**PROBLEM:** Locate the word "шарттары" in the entries below, then gather every line that holds it.

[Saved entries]
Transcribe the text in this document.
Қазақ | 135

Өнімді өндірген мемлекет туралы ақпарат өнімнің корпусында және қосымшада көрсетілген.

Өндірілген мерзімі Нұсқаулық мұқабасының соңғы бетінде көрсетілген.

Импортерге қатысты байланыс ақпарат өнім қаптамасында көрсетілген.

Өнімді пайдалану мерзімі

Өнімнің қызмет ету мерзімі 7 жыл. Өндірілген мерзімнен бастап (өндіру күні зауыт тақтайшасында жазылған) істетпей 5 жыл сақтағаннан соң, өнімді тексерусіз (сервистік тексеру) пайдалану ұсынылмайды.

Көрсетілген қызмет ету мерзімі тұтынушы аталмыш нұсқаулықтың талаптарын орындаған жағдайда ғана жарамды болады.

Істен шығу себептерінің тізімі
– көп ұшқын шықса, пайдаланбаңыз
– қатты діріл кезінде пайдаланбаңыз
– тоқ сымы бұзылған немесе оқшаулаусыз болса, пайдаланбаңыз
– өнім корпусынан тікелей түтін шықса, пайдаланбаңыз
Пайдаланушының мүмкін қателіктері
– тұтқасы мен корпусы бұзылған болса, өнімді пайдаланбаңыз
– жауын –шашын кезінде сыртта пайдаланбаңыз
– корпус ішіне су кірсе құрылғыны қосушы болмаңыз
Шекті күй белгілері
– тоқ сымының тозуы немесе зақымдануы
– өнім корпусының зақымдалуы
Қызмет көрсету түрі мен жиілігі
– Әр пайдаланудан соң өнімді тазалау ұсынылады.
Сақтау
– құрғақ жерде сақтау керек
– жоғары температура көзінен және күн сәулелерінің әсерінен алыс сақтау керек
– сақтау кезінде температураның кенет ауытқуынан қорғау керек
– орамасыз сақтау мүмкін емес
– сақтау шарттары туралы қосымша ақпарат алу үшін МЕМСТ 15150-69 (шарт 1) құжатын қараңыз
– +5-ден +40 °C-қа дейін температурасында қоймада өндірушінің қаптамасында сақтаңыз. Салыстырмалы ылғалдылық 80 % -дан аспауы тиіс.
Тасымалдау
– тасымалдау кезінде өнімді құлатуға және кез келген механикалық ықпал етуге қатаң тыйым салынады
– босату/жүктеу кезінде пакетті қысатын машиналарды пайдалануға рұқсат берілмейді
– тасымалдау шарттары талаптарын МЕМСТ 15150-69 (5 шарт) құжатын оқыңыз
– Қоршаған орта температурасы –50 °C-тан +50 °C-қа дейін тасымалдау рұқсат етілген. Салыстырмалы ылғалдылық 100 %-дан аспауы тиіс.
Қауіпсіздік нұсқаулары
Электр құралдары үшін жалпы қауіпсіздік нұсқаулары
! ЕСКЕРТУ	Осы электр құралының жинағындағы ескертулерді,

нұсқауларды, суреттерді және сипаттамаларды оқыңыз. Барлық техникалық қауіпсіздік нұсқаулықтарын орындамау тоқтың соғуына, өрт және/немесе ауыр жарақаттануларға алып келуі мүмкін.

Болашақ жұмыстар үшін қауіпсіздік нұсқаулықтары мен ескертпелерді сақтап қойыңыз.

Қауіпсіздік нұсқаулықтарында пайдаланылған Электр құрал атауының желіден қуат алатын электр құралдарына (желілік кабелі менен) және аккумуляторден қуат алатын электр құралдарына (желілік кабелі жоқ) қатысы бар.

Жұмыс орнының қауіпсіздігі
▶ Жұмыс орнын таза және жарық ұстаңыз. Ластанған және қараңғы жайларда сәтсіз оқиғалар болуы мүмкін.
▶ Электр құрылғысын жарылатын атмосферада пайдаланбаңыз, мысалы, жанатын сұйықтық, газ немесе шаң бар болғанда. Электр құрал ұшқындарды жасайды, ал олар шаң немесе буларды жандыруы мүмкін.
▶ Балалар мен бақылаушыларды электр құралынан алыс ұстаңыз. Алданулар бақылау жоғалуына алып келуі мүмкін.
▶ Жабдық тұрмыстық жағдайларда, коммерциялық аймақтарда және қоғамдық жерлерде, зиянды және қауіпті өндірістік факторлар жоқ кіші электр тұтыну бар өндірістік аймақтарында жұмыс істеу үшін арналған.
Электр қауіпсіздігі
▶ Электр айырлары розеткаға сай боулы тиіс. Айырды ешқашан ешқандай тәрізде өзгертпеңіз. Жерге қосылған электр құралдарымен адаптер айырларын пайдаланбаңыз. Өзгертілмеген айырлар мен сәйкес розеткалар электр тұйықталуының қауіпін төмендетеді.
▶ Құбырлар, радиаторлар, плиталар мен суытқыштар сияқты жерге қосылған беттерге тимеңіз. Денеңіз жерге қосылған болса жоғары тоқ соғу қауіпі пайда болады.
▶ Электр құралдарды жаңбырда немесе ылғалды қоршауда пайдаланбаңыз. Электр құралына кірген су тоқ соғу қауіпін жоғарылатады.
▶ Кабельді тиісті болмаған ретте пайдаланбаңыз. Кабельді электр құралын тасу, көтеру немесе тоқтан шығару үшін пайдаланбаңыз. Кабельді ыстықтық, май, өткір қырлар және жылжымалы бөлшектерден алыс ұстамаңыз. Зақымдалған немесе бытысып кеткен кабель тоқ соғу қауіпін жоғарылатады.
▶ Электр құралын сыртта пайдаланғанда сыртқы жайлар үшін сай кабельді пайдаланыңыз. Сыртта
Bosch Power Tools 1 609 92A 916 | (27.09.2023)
==
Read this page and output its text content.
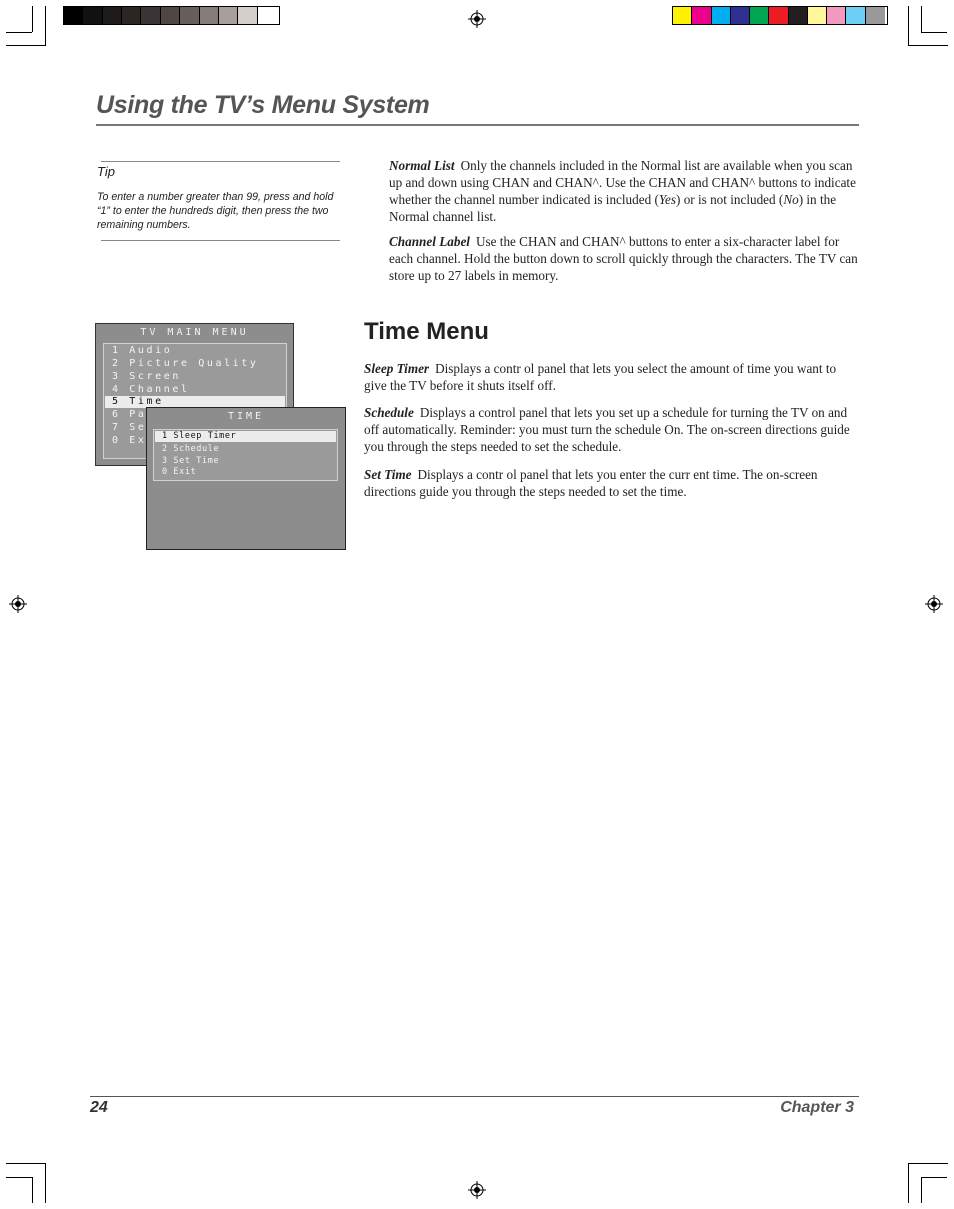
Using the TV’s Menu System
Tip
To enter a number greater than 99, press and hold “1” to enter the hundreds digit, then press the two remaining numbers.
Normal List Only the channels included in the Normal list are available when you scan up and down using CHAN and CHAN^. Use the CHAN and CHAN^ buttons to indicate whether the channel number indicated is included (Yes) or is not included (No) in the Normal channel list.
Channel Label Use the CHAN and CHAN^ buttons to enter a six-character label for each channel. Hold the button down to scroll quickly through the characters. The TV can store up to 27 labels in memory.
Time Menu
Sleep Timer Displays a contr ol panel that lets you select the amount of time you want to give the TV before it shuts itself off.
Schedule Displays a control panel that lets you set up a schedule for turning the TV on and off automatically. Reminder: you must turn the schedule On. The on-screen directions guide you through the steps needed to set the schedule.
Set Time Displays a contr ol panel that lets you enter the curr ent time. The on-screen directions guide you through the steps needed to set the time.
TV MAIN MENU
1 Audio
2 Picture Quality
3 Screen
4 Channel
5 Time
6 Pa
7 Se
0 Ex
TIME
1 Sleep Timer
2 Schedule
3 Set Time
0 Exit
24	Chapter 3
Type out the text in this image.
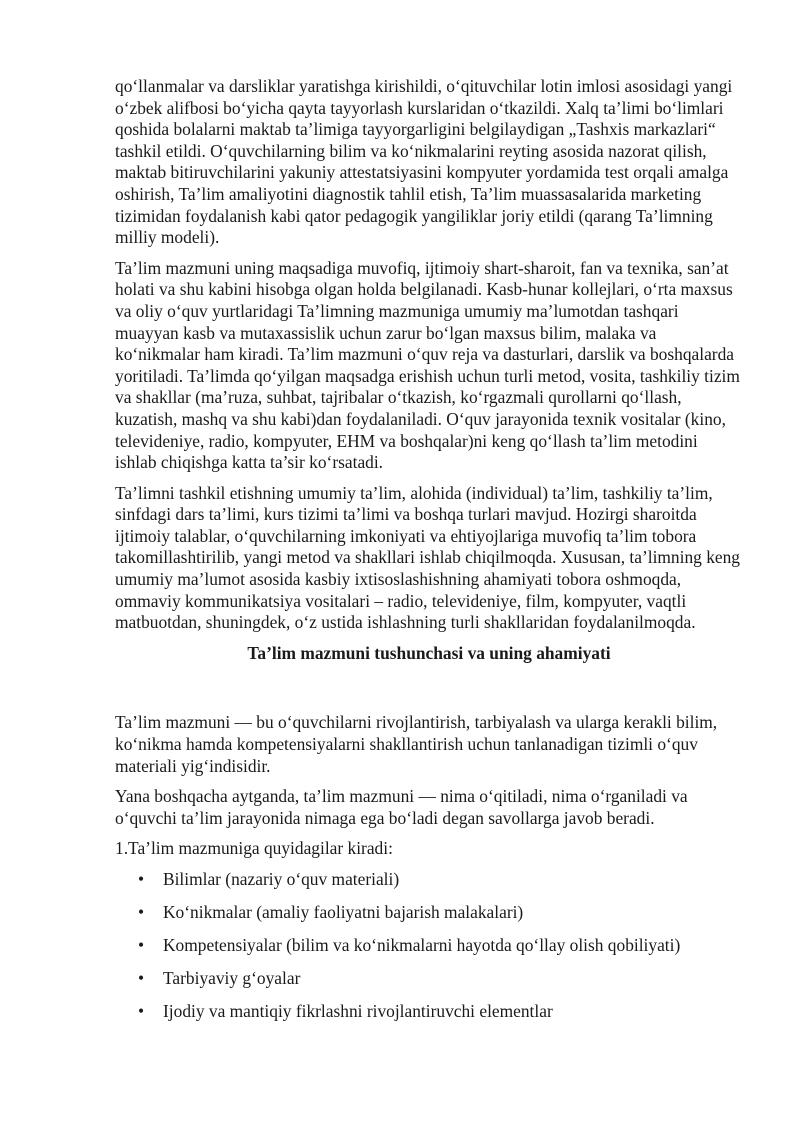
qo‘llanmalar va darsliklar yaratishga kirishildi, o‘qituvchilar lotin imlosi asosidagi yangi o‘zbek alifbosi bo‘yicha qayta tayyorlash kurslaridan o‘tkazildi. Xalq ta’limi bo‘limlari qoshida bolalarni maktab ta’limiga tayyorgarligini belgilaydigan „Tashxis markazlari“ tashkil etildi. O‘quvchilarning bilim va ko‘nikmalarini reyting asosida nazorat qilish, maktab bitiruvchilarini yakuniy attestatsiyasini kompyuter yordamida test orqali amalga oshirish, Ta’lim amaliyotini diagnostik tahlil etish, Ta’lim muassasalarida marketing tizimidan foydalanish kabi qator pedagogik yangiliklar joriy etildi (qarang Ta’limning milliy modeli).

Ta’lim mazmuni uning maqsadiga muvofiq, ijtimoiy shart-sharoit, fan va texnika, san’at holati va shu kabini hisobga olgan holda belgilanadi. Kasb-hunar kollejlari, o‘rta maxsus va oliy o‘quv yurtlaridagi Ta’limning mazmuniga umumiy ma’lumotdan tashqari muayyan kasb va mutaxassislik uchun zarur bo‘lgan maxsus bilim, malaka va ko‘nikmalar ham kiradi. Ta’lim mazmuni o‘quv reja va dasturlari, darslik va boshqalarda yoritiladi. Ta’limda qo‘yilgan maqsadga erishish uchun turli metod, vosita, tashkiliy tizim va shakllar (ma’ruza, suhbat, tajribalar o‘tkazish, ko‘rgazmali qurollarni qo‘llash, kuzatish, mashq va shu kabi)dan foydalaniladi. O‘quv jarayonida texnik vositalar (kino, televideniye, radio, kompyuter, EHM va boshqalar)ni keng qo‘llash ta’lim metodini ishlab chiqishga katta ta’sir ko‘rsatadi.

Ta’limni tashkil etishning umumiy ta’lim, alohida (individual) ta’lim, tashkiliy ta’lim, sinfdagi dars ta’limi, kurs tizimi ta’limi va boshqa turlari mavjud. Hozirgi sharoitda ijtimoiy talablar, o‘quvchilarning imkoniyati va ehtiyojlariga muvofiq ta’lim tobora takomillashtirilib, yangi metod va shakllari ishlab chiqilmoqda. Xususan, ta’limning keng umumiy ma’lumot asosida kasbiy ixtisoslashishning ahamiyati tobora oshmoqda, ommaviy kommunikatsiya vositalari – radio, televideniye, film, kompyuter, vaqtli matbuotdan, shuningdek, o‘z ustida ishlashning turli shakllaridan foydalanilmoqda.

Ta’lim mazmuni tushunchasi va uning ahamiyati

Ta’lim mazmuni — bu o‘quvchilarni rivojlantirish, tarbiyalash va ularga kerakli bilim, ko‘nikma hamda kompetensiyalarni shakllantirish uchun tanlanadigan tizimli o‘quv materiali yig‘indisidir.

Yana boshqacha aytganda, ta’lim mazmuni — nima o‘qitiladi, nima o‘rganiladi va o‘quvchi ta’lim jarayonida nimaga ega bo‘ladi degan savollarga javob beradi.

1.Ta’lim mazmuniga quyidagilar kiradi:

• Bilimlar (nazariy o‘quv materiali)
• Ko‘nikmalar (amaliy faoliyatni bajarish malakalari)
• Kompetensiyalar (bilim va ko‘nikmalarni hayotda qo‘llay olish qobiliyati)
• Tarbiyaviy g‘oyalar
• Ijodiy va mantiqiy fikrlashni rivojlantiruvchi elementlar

**FINAL RESULT:**
– сақтау шарттары туралы қосымша ақпарат алу үшін МЕМСТ 15150-69 (шарт 1) құжатын қараңыз
– тасымалдау шарттары талаптарын МЕМСТ 15150-69 (5 шарт) құжатын оқыңыз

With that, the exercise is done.